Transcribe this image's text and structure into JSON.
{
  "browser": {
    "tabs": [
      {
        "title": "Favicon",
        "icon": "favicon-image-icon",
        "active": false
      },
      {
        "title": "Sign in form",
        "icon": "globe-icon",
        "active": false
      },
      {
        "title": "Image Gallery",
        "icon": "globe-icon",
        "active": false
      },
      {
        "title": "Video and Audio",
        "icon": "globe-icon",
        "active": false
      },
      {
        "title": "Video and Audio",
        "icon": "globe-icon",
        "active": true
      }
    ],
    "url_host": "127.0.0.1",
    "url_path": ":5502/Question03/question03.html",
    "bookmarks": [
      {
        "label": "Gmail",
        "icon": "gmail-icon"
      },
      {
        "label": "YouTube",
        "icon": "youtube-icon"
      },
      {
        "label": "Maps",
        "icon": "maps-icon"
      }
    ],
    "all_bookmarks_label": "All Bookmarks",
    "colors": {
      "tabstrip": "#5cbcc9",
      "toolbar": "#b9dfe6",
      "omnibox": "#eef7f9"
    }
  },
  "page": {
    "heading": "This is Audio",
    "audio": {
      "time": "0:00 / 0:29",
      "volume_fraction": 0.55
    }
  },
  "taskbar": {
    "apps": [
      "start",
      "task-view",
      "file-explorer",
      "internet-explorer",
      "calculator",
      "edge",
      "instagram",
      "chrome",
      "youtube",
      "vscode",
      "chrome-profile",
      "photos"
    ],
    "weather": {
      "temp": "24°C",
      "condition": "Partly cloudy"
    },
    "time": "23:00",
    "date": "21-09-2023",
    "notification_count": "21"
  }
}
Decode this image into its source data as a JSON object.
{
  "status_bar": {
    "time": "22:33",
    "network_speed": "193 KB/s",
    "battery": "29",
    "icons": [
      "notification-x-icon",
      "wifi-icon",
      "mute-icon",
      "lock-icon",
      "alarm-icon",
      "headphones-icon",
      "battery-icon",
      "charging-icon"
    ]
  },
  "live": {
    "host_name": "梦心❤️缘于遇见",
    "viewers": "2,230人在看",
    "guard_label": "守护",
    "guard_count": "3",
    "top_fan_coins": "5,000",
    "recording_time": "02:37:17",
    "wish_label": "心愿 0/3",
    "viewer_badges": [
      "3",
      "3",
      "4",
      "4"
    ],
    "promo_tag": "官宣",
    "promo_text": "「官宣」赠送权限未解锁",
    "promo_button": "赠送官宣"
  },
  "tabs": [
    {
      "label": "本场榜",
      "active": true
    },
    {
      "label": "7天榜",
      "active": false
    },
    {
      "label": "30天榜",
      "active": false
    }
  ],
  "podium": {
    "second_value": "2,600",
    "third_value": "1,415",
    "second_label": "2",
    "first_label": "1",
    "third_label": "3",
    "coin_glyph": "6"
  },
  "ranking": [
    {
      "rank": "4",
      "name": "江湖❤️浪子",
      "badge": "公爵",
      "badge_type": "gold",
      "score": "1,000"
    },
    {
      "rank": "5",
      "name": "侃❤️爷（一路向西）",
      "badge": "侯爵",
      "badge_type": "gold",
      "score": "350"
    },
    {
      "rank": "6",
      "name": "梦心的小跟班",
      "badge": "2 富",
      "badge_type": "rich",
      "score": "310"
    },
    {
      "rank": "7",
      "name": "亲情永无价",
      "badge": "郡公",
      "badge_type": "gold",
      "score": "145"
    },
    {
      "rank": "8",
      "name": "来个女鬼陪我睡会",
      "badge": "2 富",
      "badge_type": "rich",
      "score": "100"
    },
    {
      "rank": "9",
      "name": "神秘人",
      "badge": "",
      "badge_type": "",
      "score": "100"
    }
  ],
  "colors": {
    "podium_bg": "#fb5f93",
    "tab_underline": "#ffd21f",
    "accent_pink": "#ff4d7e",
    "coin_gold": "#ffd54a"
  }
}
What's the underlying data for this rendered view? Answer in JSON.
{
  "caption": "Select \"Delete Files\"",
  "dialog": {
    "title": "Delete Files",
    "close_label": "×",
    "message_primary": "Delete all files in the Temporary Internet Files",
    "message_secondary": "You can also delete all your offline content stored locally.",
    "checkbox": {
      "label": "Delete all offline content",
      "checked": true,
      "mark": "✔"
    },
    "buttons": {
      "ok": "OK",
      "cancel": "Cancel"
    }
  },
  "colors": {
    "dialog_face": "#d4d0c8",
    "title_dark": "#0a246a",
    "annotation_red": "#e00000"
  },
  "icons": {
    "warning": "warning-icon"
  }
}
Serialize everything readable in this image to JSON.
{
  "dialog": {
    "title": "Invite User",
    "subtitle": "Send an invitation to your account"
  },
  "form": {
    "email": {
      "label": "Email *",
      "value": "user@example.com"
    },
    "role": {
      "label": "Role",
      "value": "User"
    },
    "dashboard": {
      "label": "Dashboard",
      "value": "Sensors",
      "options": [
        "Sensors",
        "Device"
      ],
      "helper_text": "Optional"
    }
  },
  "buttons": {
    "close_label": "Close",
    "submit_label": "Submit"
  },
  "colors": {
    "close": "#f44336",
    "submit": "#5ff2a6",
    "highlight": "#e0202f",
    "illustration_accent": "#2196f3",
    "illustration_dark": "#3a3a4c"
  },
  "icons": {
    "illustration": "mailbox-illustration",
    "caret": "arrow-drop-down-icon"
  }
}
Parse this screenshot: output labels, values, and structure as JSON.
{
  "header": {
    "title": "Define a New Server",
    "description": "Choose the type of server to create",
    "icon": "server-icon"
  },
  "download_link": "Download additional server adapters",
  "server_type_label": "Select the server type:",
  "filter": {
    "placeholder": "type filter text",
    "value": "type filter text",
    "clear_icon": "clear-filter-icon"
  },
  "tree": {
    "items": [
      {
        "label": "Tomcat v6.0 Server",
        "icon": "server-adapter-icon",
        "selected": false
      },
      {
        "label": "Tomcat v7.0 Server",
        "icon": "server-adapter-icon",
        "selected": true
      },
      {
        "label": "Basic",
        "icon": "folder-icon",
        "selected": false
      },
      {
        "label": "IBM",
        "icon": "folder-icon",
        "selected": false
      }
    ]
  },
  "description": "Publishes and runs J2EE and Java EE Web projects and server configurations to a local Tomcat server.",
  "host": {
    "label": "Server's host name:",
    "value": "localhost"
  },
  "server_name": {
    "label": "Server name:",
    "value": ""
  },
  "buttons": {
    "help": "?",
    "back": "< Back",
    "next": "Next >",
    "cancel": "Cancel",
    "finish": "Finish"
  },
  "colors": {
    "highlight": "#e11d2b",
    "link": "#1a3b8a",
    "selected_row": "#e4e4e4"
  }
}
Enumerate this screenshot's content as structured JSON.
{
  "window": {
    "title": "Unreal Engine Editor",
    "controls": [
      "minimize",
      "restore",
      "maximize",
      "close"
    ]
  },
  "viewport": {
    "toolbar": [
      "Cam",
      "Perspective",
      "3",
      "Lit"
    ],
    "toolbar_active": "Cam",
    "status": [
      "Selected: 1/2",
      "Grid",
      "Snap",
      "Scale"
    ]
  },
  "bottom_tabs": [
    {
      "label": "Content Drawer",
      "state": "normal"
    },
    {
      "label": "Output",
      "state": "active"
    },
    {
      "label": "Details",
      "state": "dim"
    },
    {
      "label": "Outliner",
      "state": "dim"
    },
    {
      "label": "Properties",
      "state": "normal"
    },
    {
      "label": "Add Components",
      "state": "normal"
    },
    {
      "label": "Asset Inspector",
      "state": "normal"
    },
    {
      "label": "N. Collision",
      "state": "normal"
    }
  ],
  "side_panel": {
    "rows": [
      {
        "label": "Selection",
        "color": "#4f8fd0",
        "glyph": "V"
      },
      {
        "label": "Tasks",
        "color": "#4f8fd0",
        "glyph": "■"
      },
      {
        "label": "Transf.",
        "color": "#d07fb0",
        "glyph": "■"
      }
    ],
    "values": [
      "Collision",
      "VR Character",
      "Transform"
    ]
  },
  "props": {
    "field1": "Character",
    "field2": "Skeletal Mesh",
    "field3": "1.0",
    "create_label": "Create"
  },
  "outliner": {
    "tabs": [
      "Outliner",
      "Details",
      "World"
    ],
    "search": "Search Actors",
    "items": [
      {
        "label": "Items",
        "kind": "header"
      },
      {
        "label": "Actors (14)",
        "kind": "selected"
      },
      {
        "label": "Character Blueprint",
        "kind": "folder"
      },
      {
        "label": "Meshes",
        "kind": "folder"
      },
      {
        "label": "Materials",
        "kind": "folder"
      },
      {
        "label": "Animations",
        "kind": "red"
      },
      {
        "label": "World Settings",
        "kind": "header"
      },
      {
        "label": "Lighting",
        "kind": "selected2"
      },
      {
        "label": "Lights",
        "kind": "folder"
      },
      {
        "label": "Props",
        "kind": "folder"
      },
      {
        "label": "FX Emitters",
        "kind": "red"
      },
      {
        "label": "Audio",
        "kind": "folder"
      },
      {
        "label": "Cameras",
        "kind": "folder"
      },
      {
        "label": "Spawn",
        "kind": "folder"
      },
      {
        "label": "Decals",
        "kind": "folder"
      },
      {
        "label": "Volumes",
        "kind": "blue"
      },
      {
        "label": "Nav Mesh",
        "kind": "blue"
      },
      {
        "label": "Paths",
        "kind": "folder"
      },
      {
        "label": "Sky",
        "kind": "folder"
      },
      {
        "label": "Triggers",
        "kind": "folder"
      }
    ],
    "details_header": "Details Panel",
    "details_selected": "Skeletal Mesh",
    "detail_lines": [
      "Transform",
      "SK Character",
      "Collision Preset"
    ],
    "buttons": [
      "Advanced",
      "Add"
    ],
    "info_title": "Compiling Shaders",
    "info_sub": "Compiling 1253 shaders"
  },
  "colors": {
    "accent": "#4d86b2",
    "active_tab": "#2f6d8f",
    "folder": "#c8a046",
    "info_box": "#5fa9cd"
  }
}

- PROBLEM TO WORK ON -
Give the count of lines in the data shown above that contain "Actors", and nothing else.

- FULL SOLUTION -
2